Layout records:

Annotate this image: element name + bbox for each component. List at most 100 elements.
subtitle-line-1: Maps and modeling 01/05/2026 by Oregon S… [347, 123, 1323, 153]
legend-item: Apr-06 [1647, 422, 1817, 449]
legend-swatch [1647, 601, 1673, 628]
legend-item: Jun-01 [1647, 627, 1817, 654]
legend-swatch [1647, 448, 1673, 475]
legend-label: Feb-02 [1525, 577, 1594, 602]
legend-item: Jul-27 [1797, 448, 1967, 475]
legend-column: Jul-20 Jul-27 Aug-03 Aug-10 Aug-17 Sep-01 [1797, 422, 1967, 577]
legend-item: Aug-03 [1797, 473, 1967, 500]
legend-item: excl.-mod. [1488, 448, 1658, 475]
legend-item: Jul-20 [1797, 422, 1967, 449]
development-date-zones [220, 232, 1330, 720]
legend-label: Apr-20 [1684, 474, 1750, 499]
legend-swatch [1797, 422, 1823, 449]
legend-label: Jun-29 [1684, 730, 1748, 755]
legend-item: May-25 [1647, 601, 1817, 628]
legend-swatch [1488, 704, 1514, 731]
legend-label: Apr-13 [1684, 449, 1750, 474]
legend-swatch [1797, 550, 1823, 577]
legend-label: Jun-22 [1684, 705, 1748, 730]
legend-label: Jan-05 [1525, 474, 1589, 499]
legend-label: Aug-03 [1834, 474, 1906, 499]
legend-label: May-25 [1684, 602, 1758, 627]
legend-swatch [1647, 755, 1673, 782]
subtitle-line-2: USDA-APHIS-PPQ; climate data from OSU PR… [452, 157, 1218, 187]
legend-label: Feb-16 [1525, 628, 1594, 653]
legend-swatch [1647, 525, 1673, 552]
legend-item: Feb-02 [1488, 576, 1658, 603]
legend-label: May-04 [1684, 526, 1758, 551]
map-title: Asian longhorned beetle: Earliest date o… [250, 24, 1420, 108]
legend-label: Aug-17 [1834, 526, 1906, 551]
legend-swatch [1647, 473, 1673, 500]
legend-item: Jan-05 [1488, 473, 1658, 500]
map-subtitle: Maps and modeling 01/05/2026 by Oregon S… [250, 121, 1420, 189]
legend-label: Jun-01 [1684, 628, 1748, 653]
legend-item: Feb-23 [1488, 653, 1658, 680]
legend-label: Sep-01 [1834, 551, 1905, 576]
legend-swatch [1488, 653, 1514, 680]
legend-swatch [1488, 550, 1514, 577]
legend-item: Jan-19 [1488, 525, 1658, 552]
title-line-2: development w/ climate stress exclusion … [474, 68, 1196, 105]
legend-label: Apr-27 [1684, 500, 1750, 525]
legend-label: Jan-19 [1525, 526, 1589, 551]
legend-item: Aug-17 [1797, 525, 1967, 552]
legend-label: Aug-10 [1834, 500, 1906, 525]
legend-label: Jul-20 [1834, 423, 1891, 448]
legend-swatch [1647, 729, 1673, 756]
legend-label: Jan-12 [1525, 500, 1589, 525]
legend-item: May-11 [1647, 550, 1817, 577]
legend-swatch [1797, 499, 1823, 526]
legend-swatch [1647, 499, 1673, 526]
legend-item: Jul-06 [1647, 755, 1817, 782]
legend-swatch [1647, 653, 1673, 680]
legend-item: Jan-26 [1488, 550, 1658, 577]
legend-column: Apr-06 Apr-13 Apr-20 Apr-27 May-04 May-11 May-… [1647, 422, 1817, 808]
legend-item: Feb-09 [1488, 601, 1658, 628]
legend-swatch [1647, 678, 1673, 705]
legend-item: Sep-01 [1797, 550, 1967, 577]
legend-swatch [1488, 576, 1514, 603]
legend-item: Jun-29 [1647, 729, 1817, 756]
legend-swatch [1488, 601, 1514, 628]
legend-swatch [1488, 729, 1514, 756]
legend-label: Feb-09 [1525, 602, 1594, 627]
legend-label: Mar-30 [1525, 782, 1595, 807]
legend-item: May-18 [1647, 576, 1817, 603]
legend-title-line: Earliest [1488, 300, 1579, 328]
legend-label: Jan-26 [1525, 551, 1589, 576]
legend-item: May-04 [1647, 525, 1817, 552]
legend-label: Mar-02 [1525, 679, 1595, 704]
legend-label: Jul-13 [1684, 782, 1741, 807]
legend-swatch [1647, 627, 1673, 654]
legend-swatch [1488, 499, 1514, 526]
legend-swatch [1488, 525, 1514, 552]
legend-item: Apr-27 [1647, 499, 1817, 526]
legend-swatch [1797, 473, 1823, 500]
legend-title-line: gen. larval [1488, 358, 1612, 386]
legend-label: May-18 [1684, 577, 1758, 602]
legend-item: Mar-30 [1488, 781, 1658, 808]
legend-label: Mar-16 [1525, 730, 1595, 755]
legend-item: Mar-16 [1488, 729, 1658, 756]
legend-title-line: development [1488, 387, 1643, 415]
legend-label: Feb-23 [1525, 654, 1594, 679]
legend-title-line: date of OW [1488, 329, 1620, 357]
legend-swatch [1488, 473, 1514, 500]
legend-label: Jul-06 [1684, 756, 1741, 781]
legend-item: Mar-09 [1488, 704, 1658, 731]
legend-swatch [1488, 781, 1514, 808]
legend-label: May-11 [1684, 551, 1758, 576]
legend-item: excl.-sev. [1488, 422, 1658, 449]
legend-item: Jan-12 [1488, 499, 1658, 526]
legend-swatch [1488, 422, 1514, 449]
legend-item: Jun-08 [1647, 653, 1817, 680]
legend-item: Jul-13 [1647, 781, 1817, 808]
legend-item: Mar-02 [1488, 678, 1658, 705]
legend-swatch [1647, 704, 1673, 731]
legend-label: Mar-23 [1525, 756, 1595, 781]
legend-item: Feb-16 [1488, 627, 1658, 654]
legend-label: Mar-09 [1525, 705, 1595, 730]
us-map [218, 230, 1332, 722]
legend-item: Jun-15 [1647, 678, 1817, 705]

Work to complete:
Rewrite the items above, changing every occurrence of "legend-swatch" to "legend-color-box" and leaving everything else as it is.

Result:
Annotate this image: element name + bbox for each component. List at most 100 elements.
subtitle-line-1: Maps and modeling 01/05/2026 by Oregon S… [347, 123, 1323, 153]
legend-item: Apr-06 [1647, 422, 1817, 449]
legend-color-box [1647, 601, 1673, 628]
legend-item: Jun-01 [1647, 627, 1817, 654]
legend-color-box [1647, 448, 1673, 475]
legend-label: Feb-02 [1525, 577, 1594, 602]
legend-item: Jul-27 [1797, 448, 1967, 475]
legend-column: Jul-20 Jul-27 Aug-03 Aug-10 Aug-17 Sep-01 [1797, 422, 1967, 577]
legend-item: Aug-03 [1797, 473, 1967, 500]
legend-item: excl.-mod. [1488, 448, 1658, 475]
legend-item: Jul-20 [1797, 422, 1967, 449]
development-date-zones [220, 232, 1330, 720]
legend-label: Apr-20 [1684, 474, 1750, 499]
legend-color-box [1797, 422, 1823, 449]
legend-label: Jun-29 [1684, 730, 1748, 755]
legend-item: May-25 [1647, 601, 1817, 628]
legend-color-box [1488, 704, 1514, 731]
legend-label: Apr-13 [1684, 449, 1750, 474]
legend-color-box [1797, 550, 1823, 577]
legend-label: Jun-22 [1684, 705, 1748, 730]
legend-label: Jan-05 [1525, 474, 1589, 499]
legend-label: Aug-03 [1834, 474, 1906, 499]
legend-label: May-25 [1684, 602, 1758, 627]
legend-color-box [1647, 755, 1673, 782]
subtitle-line-2: USDA-APHIS-PPQ; climate data from OSU PR… [452, 157, 1218, 187]
legend-label: Feb-16 [1525, 628, 1594, 653]
legend-color-box [1647, 525, 1673, 552]
legend-item: Feb-02 [1488, 576, 1658, 603]
legend-label: May-04 [1684, 526, 1758, 551]
map-title: Asian longhorned beetle: Earliest date o… [250, 24, 1420, 108]
legend-label: Aug-17 [1834, 526, 1906, 551]
legend-color-box [1647, 473, 1673, 500]
legend-item: Jan-05 [1488, 473, 1658, 500]
map-subtitle: Maps and modeling 01/05/2026 by Oregon S… [250, 121, 1420, 189]
legend-label: Jun-01 [1684, 628, 1748, 653]
legend-item: Feb-23 [1488, 653, 1658, 680]
legend-label: Sep-01 [1834, 551, 1905, 576]
legend-color-box [1488, 653, 1514, 680]
legend-color-box [1488, 550, 1514, 577]
legend-item: Jan-19 [1488, 525, 1658, 552]
title-line-2: development w/ climate stress exclusion … [474, 68, 1196, 105]
legend-label: Apr-27 [1684, 500, 1750, 525]
legend-label: Jan-19 [1525, 526, 1589, 551]
legend-item: Aug-17 [1797, 525, 1967, 552]
legend-label: Aug-10 [1834, 500, 1906, 525]
legend-label: Jul-20 [1834, 423, 1891, 448]
legend-color-box [1647, 729, 1673, 756]
legend-label: Jan-12 [1525, 500, 1589, 525]
legend-item: May-11 [1647, 550, 1817, 577]
legend-color-box [1797, 499, 1823, 526]
legend-color-box [1647, 499, 1673, 526]
legend-item: Jul-06 [1647, 755, 1817, 782]
legend-color-box [1647, 653, 1673, 680]
legend-item: Jan-26 [1488, 550, 1658, 577]
legend-column: Apr-06 Apr-13 Apr-20 Apr-27 May-04 May-11 May-… [1647, 422, 1817, 808]
legend-item: Feb-09 [1488, 601, 1658, 628]
legend-color-box [1647, 678, 1673, 705]
legend-item: Sep-01 [1797, 550, 1967, 577]
legend-color-box [1488, 576, 1514, 603]
legend-item: Jun-29 [1647, 729, 1817, 756]
legend-color-box [1488, 601, 1514, 628]
legend-color-box [1488, 729, 1514, 756]
legend-label: Feb-09 [1525, 602, 1594, 627]
legend-label: Mar-30 [1525, 782, 1595, 807]
legend-item: May-18 [1647, 576, 1817, 603]
legend-title-line: Earliest [1488, 300, 1579, 328]
legend-label: Jan-26 [1525, 551, 1589, 576]
legend-item: May-04 [1647, 525, 1817, 552]
legend-label: Mar-02 [1525, 679, 1595, 704]
legend-label: Jul-13 [1684, 782, 1741, 807]
legend-color-box [1647, 627, 1673, 654]
legend-color-box [1488, 499, 1514, 526]
legend-color-box [1488, 525, 1514, 552]
legend-item: Apr-27 [1647, 499, 1817, 526]
legend-color-box [1797, 473, 1823, 500]
legend-title-line: gen. larval [1488, 358, 1612, 386]
legend-label: May-18 [1684, 577, 1758, 602]
legend-item: Mar-30 [1488, 781, 1658, 808]
legend-label: Mar-16 [1525, 730, 1595, 755]
legend-item: Mar-16 [1488, 729, 1658, 756]
legend-title-line: development [1488, 387, 1643, 415]
legend-label: Feb-23 [1525, 654, 1594, 679]
legend-title-line: date of OW [1488, 329, 1620, 357]
legend-color-box [1488, 473, 1514, 500]
legend-label: Jul-06 [1684, 756, 1741, 781]
legend-item: Mar-09 [1488, 704, 1658, 731]
legend-color-box [1488, 781, 1514, 808]
legend-label: May-11 [1684, 551, 1758, 576]
legend-item: excl.-sev. [1488, 422, 1658, 449]
legend-item: Jan-12 [1488, 499, 1658, 526]
legend-color-box [1488, 422, 1514, 449]
legend-item: Jun-08 [1647, 653, 1817, 680]
legend-item: Jul-13 [1647, 781, 1817, 808]
legend-item: Mar-02 [1488, 678, 1658, 705]
legend-color-box [1647, 704, 1673, 731]
legend-label: Mar-23 [1525, 756, 1595, 781]
legend-item: Feb-16 [1488, 627, 1658, 654]
legend-label: Mar-09 [1525, 705, 1595, 730]
us-map [218, 230, 1332, 722]
legend-item: Jun-15 [1647, 678, 1817, 705]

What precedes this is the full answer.